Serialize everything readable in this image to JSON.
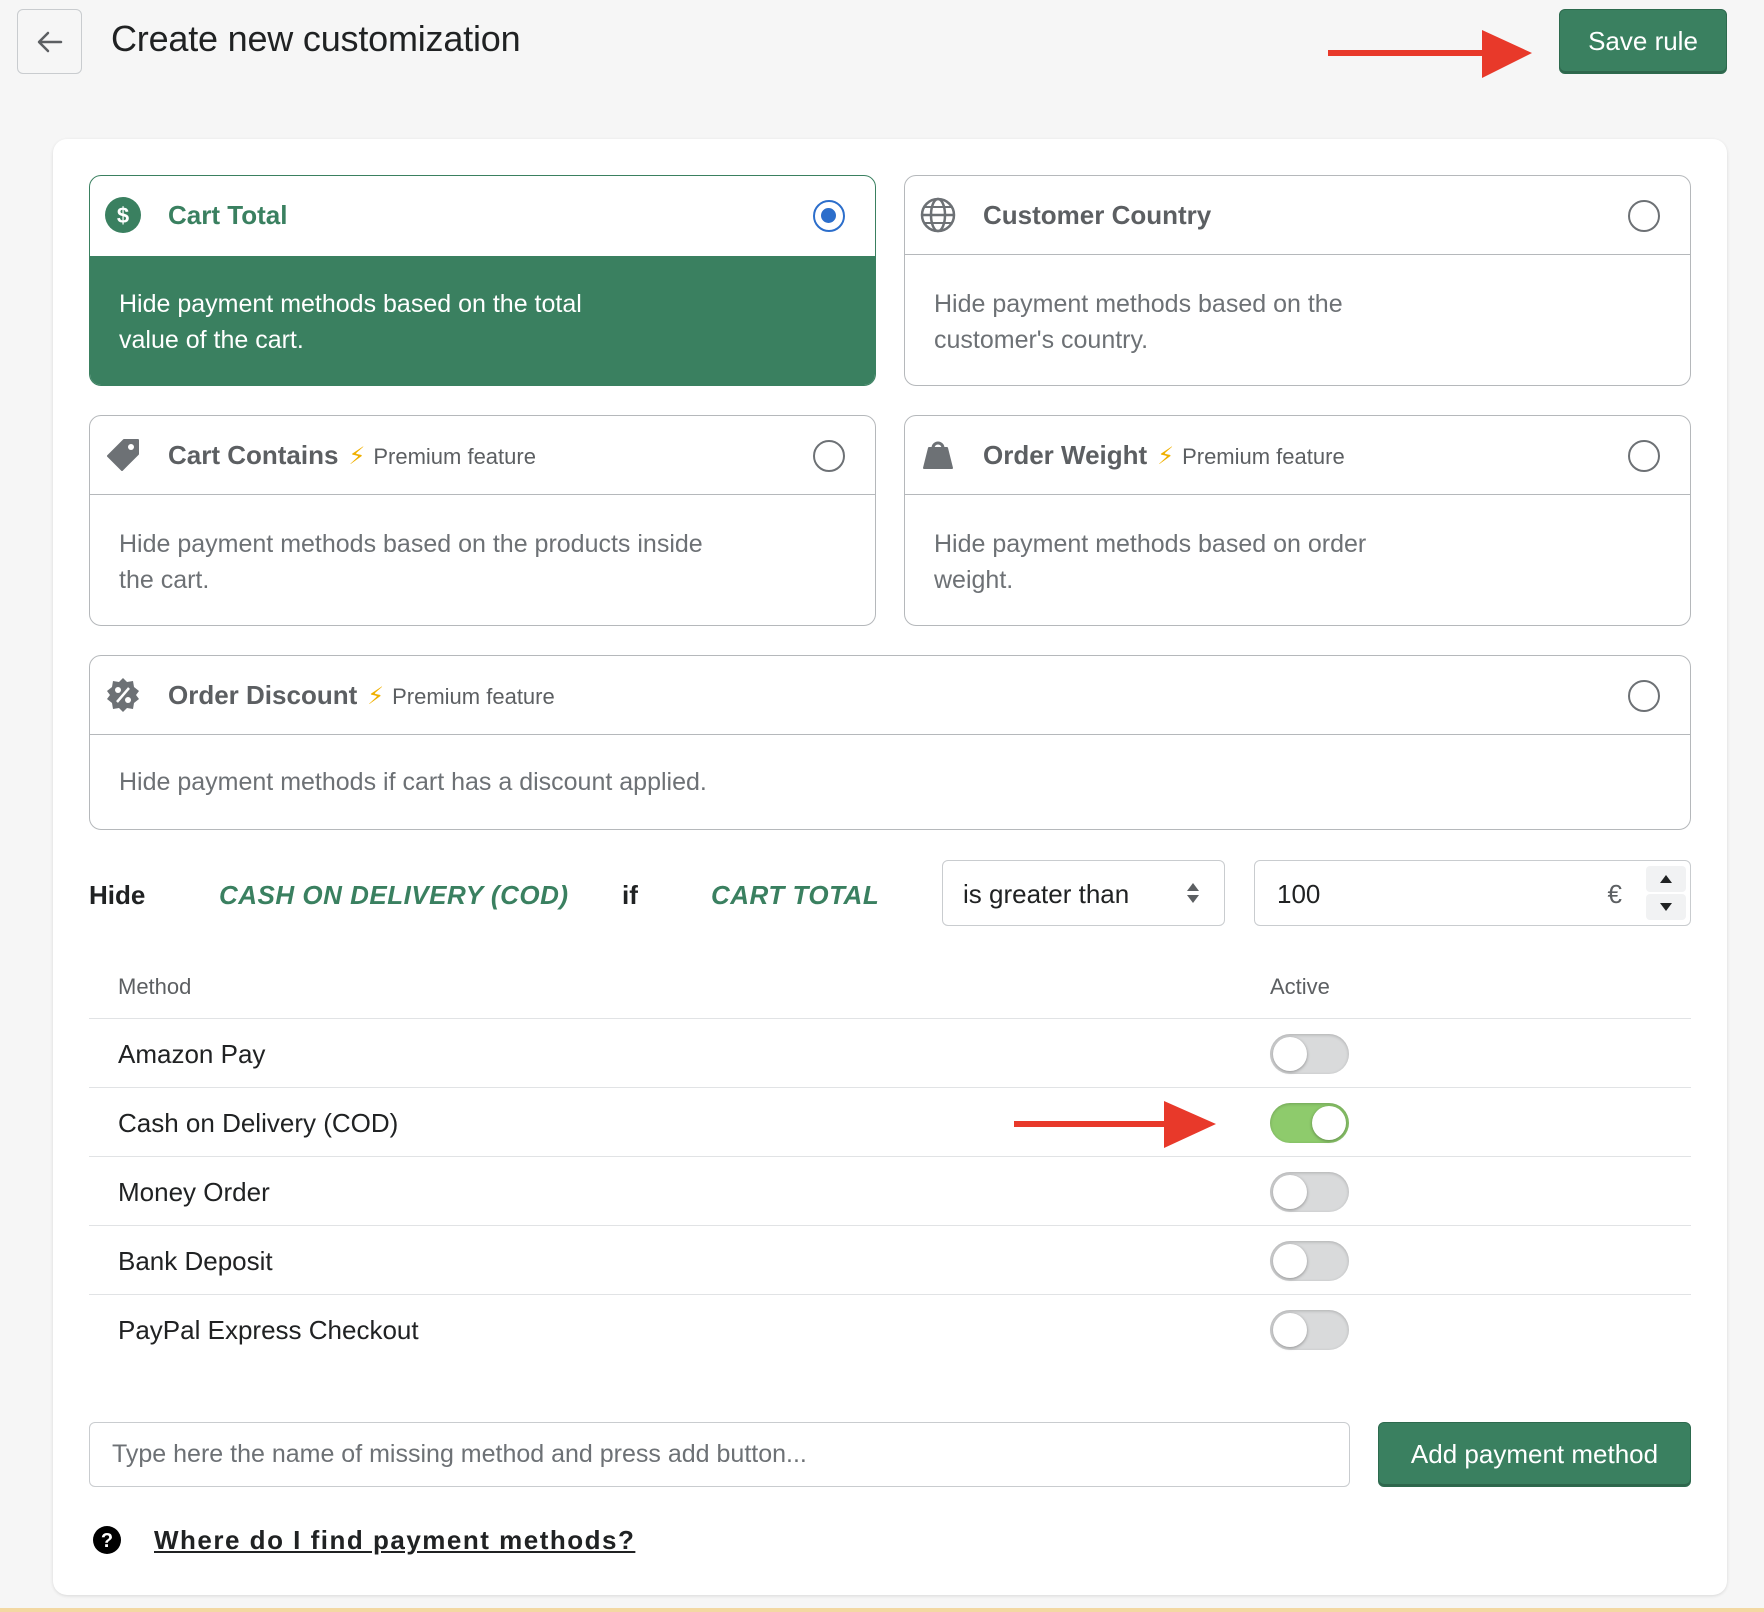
{
  "header": {
    "title": "Create new customization",
    "save_label": "Save rule",
    "back_icon": "arrow-left-icon"
  },
  "options": [
    {
      "title": "Cart Total",
      "premium": "",
      "description": "Hide payment methods based on the total value of the cart.",
      "selected": true,
      "icon": "dollar-circle-icon"
    },
    {
      "title": "Customer Country",
      "premium": "",
      "description": "Hide payment methods based on the customer's country.",
      "selected": false,
      "icon": "globe-icon"
    },
    {
      "title": "Cart Contains",
      "premium": "Premium feature",
      "description": "Hide payment methods based on the products inside the cart.",
      "selected": false,
      "icon": "tag-icon"
    },
    {
      "title": "Order Weight",
      "premium": "Premium feature",
      "description": "Hide payment methods based on order weight.",
      "selected": false,
      "icon": "weight-icon"
    },
    {
      "title": "Order Discount",
      "premium": "Premium feature",
      "description": "Hide payment methods if cart has a discount applied.",
      "selected": false,
      "icon": "discount-badge-icon"
    }
  ],
  "rule": {
    "hide": "Hide",
    "method": "CASH ON DELIVERY (COD)",
    "if": "if",
    "condition": "CART TOTAL",
    "operator": "is greater than",
    "amount": "100",
    "currency": "€"
  },
  "methods_table": {
    "col_method": "Method",
    "col_active": "Active",
    "rows": [
      {
        "name": "Amazon Pay",
        "active": false
      },
      {
        "name": "Cash on Delivery (COD)",
        "active": true
      },
      {
        "name": "Money Order",
        "active": false
      },
      {
        "name": "Bank Deposit",
        "active": false
      },
      {
        "name": "PayPal Express Checkout",
        "active": false
      }
    ]
  },
  "add_method": {
    "placeholder": "Type here the name of missing method and press add button...",
    "button_label": "Add payment method"
  },
  "help": {
    "link": "Where do I find payment methods?"
  },
  "colors": {
    "brand_green": "#3a8060",
    "toggle_on": "#8ecb6c",
    "radio_blue": "#2c6ecb",
    "annotation_red": "#e8392a",
    "premium_bolt": "#f0b000"
  }
}
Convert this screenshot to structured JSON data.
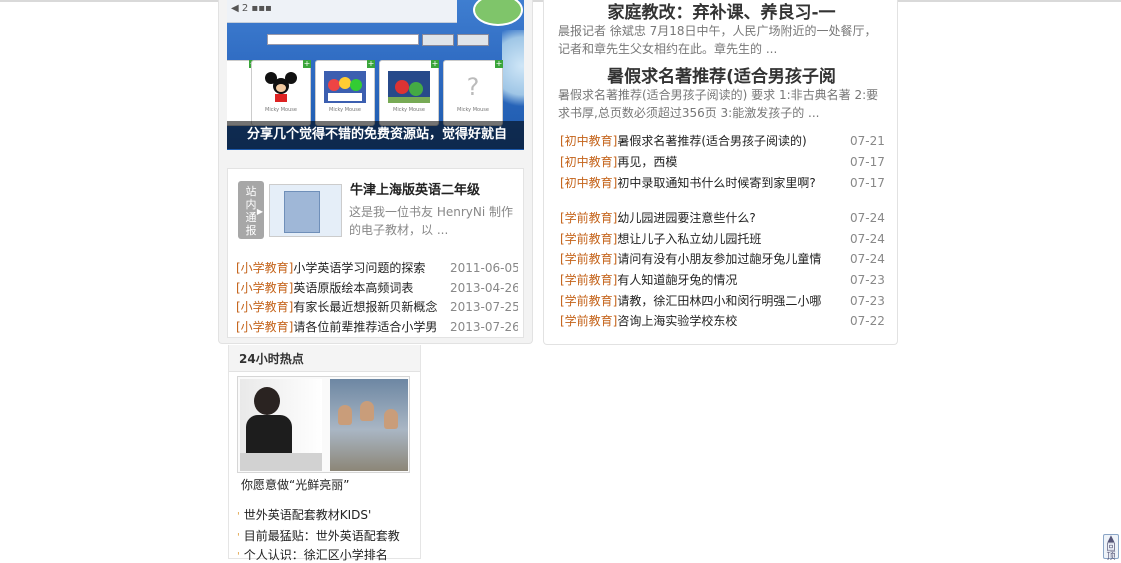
{
  "banner": {
    "caption": "分享几个觉得不错的免费资源站，觉得好就自",
    "cards": [
      {
        "label": "Micky Mouse",
        "icon": "mickey-mouse-icon"
      },
      {
        "label": "Micky Mouse",
        "icon": "cartoon-group-icon"
      },
      {
        "label": "Micky Mouse",
        "icon": "cartoon-scene-icon"
      },
      {
        "label": "Micky Mouse",
        "icon": "question-mark-icon"
      }
    ]
  },
  "station_notice": {
    "badge": "站内通报",
    "title": "牛津上海版英语二年级",
    "desc": "这是我一位书友 HenryNi 制作的电子教材，以 ..."
  },
  "left_list": [
    {
      "cat": "[小学教育]",
      "title": "小学英语学习问题的探索",
      "date": "2011-06-05"
    },
    {
      "cat": "[小学教育]",
      "title": "英语原版绘本高频词表",
      "date": "2013-04-26"
    },
    {
      "cat": "[小学教育]",
      "title": "有家长最近想报新贝新概念",
      "date": "2013-07-25"
    },
    {
      "cat": "[小学教育]",
      "title": "请各位前辈推荐适合小学男",
      "date": "2013-07-26"
    }
  ],
  "right_heads": [
    {
      "title": "家庭教改：弃补课、养良习-一",
      "desc": "晨报记者 徐斌忠 7月18日中午，人民广场附近的一处餐厅，记者和章先生父女相约在此。章先生的 ..."
    },
    {
      "title": "暑假求名著推荐(适合男孩子阅",
      "desc": "暑假求名著推荐(适合男孩子阅读的) 要求 1:非古典名著 2:要求书厚,总页数必须超过356页 3:能激发孩子的 ..."
    }
  ],
  "junior_list": [
    {
      "cat": "[初中教育]",
      "title": "暑假求名著推荐(适合男孩子阅读的)",
      "date": "07-21"
    },
    {
      "cat": "[初中教育]",
      "title": "再见，西模",
      "date": "07-17"
    },
    {
      "cat": "[初中教育]",
      "title": "初中录取通知书什么时候寄到家里啊?",
      "date": "07-17"
    }
  ],
  "preschool_list": [
    {
      "cat": "[学前教育]",
      "title": "幼儿园进园要注意些什么?",
      "date": "07-24"
    },
    {
      "cat": "[学前教育]",
      "title": "想让儿子入私立幼儿园托班",
      "date": "07-24"
    },
    {
      "cat": "[学前教育]",
      "title": "请问有没有小朋友参加过龅牙兔儿童情",
      "date": "07-24"
    },
    {
      "cat": "[学前教育]",
      "title": "有人知道龅牙兔的情况",
      "date": "07-23"
    },
    {
      "cat": "[学前教育]",
      "title": "请教，徐汇田林四小和闵行明强二小哪",
      "date": "07-23"
    },
    {
      "cat": "[学前教育]",
      "title": "咨询上海实验学校东校",
      "date": "07-22"
    }
  ],
  "hot": {
    "title": "24小时热点",
    "caption": "你愿意做“光鲜亮丽”",
    "links": [
      "世外英语配套教材KIDS'",
      "目前最猛贴：世外英语配套教",
      "个人认识：徐汇区小学排名"
    ]
  },
  "back_to_top": "回顶"
}
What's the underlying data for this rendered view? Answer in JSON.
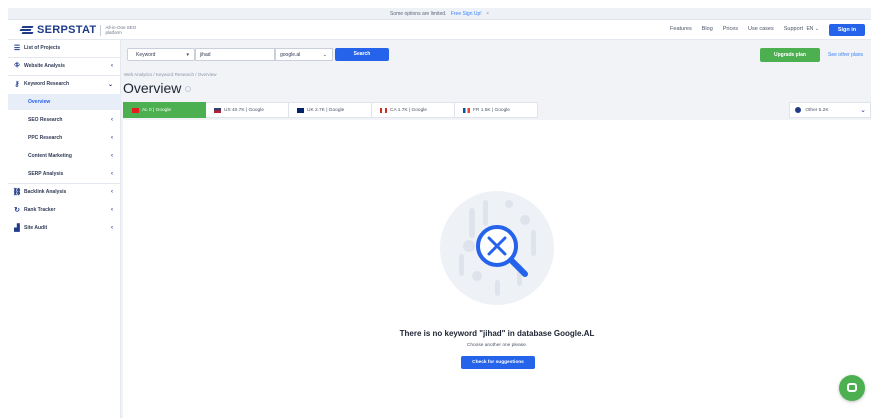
{
  "topbar": {
    "text": "Some options are limited.",
    "link": "Free Sign Up!",
    "close": "×"
  },
  "header": {
    "logo_text": "SERPSTAT",
    "logo_tagline": "All-in-One SEO platform",
    "nav": [
      "Features",
      "Blog",
      "Prices",
      "Use cases",
      "Support"
    ],
    "lang": "EN",
    "signin": "Sign in"
  },
  "sidebar": {
    "projects": "List of Projects",
    "website_analysis": "Website Analysis",
    "keyword_research": "Keyword Research",
    "overview": "Overview",
    "seo_research": "SEO Research",
    "ppc_research": "PPC Research",
    "content_marketing": "Content Marketing",
    "serp_analysis": "SERP Analysis",
    "backlink_analysis": "Backlink Analysis",
    "rank_tracker": "Rank Tracker",
    "site_audit": "Site Audit"
  },
  "search": {
    "mode": "Keyword",
    "query": "jihad",
    "database": "google.al",
    "button": "Search"
  },
  "upgrade": {
    "button": "Upgrade plan",
    "plans_link": "See other plans"
  },
  "breadcrumb": "Web Analytics / Keyword Research / Overview",
  "page_title": "Overview",
  "tabs": [
    {
      "label": "AL 0 | Google",
      "flag_color": "#e41e20"
    },
    {
      "label": "US 40.7K | Google",
      "flag_color": "#3c3b6e"
    },
    {
      "label": "UK 2.7K | Google",
      "flag_color": "#012169"
    },
    {
      "label": "CA 1.7K | Google",
      "flag_color": "#d52b1e"
    },
    {
      "label": "FR 1.5K | Google",
      "flag_color": "#0055a4"
    }
  ],
  "other_databases": "Other 5.2K",
  "empty_state": {
    "title": "There is no keyword \"jihad\" in database Google.AL",
    "subtitle": "Choose another one please.",
    "button": "Check for suggestions"
  },
  "colors": {
    "primary": "#2563eb",
    "success": "#4caf50",
    "brand": "#1f3b8a"
  }
}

## Exercise description
Repeat everything in the records precisely. Images are excluded from the copy.

## Solution
Serialize everything readable in this image to JSON.
{
  "header": {
    "title": "Create new customization",
    "save_label": "Save rule",
    "back_icon": "arrow-left-icon"
  },
  "options": [
    {
      "title": "Cart Total",
      "premium": "",
      "description": "Hide payment methods based on the total value of the cart.",
      "selected": true,
      "icon": "dollar-circle-icon"
    },
    {
      "title": "Customer Country",
      "premium": "",
      "description": "Hide payment methods based on the customer's country.",
      "selected": false,
      "icon": "globe-icon"
    },
    {
      "title": "Cart Contains",
      "premium": "Premium feature",
      "description": "Hide payment methods based on the products inside the cart.",
      "selected": false,
      "icon": "tag-icon"
    },
    {
      "title": "Order Weight",
      "premium": "Premium feature",
      "description": "Hide payment methods based on order weight.",
      "selected": false,
      "icon": "weight-icon"
    },
    {
      "title": "Order Discount",
      "premium": "Premium feature",
      "description": "Hide payment methods if cart has a discount applied.",
      "selected": false,
      "icon": "discount-badge-icon"
    }
  ],
  "rule": {
    "hide": "Hide",
    "method": "CASH ON DELIVERY (COD)",
    "if": "if",
    "condition": "CART TOTAL",
    "operator": "is greater than",
    "amount": "100",
    "currency": "€"
  },
  "methods_table": {
    "col_method": "Method",
    "col_active": "Active",
    "rows": [
      {
        "name": "Amazon Pay",
        "active": false
      },
      {
        "name": "Cash on Delivery (COD)",
        "active": true
      },
      {
        "name": "Money Order",
        "active": false
      },
      {
        "name": "Bank Deposit",
        "active": false
      },
      {
        "name": "PayPal Express Checkout",
        "active": false
      }
    ]
  },
  "add_method": {
    "placeholder": "Type here the name of missing method and press add button...",
    "button_label": "Add payment method"
  },
  "help": {
    "link": "Where do I find payment methods?"
  },
  "colors": {
    "brand_green": "#3a8060",
    "toggle_on": "#8ecb6c",
    "radio_blue": "#2c6ecb",
    "annotation_red": "#e8392a",
    "premium_bolt": "#f0b000"
  }
}
Convert this screenshot to structured JSON data.
{
  "banner": {
    "caption": "分享几个觉得不错的免费资源站，觉得好就自",
    "cards": [
      {
        "label": "Micky Mouse",
        "icon": "mickey-mouse-icon"
      },
      {
        "label": "Micky Mouse",
        "icon": "cartoon-group-icon"
      },
      {
        "label": "Micky Mouse",
        "icon": "cartoon-scene-icon"
      },
      {
        "label": "Micky Mouse",
        "icon": "question-mark-icon"
      }
    ]
  },
  "station_notice": {
    "badge": "站内通报",
    "title": "牛津上海版英语二年级",
    "desc": "这是我一位书友 HenryNi 制作的电子教材，以 ..."
  },
  "left_list": [
    {
      "cat": "[小学教育]",
      "title": "小学英语学习问题的探索",
      "date": "2011-06-05"
    },
    {
      "cat": "[小学教育]",
      "title": "英语原版绘本高频词表",
      "date": "2013-04-26"
    },
    {
      "cat": "[小学教育]",
      "title": "有家长最近想报新贝新概念",
      "date": "2013-07-25"
    },
    {
      "cat": "[小学教育]",
      "title": "请各位前辈推荐适合小学男",
      "date": "2013-07-26"
    }
  ],
  "right_heads": [
    {
      "title": "家庭教改：弃补课、养良习-一",
      "desc": "晨报记者 徐斌忠 7月18日中午，人民广场附近的一处餐厅，记者和章先生父女相约在此。章先生的 ..."
    },
    {
      "title": "暑假求名著推荐(适合男孩子阅",
      "desc": "暑假求名著推荐(适合男孩子阅读的) 要求 1:非古典名著 2:要求书厚,总页数必须超过356页 3:能激发孩子的 ..."
    }
  ],
  "junior_list": [
    {
      "cat": "[初中教育]",
      "title": "暑假求名著推荐(适合男孩子阅读的)",
      "date": "07-21"
    },
    {
      "cat": "[初中教育]",
      "title": "再见，西模",
      "date": "07-17"
    },
    {
      "cat": "[初中教育]",
      "title": "初中录取通知书什么时候寄到家里啊?",
      "date": "07-17"
    }
  ],
  "preschool_list": [
    {
      "cat": "[学前教育]",
      "title": "幼儿园进园要注意些什么?",
      "date": "07-24"
    },
    {
      "cat": "[学前教育]",
      "title": "想让儿子入私立幼儿园托班",
      "date": "07-24"
    },
    {
      "cat": "[学前教育]",
      "title": "请问有没有小朋友参加过龅牙兔儿童情",
      "date": "07-24"
    },
    {
      "cat": "[学前教育]",
      "title": "有人知道龅牙兔的情况",
      "date": "07-23"
    },
    {
      "cat": "[学前教育]",
      "title": "请教，徐汇田林四小和闵行明强二小哪",
      "date": "07-23"
    },
    {
      "cat": "[学前教育]",
      "title": "咨询上海实验学校东校",
      "date": "07-22"
    }
  ],
  "hot": {
    "title": "24小时热点",
    "caption": "你愿意做“光鲜亮丽”",
    "links": [
      "世外英语配套教材KIDS'",
      "目前最猛贴：世外英语配套教",
      "个人认识：徐汇区小学排名"
    ]
  },
  "back_to_top": "回顶"
}
What's the underlying data for this rendered view? Answer in JSON.
{
  "topbar": {
    "text": "Some options are limited.",
    "link": "Free Sign Up!",
    "close": "×"
  },
  "header": {
    "logo_text": "SERPSTAT",
    "logo_tagline": "All-in-One SEO platform",
    "nav": [
      "Features",
      "Blog",
      "Prices",
      "Use cases",
      "Support"
    ],
    "lang": "EN",
    "signin": "Sign in"
  },
  "sidebar": {
    "projects": "List of Projects",
    "website_analysis": "Website Analysis",
    "keyword_research": "Keyword Research",
    "overview": "Overview",
    "seo_research": "SEO Research",
    "ppc_research": "PPC Research",
    "content_marketing": "Content Marketing",
    "serp_analysis": "SERP Analysis",
    "backlink_analysis": "Backlink Analysis",
    "rank_tracker": "Rank Tracker",
    "site_audit": "Site Audit"
  },
  "search": {
    "mode": "Keyword",
    "query": "jihad",
    "database": "google.al",
    "button": "Search"
  },
  "upgrade": {
    "button": "Upgrade plan",
    "plans_link": "See other plans"
  },
  "breadcrumb": "Web Analytics / Keyword Research / Overview",
  "page_title": "Overview",
  "tabs": [
    {
      "label": "AL 0 | Google",
      "flag_color": "#e41e20"
    },
    {
      "label": "US 40.7K | Google",
      "flag_color": "#3c3b6e"
    },
    {
      "label": "UK 2.7K | Google",
      "flag_color": "#012169"
    },
    {
      "label": "CA 1.7K | Google",
      "flag_color": "#d52b1e"
    },
    {
      "label": "FR 1.5K | Google",
      "flag_color": "#0055a4"
    }
  ],
  "other_databases": "Other 5.2K",
  "empty_state": {
    "title": "There is no keyword \"jihad\" in database Google.AL",
    "subtitle": "Choose another one please.",
    "button": "Check for suggestions"
  },
  "colors": {
    "primary": "#2563eb",
    "success": "#4caf50",
    "brand": "#1f3b8a"
  }
}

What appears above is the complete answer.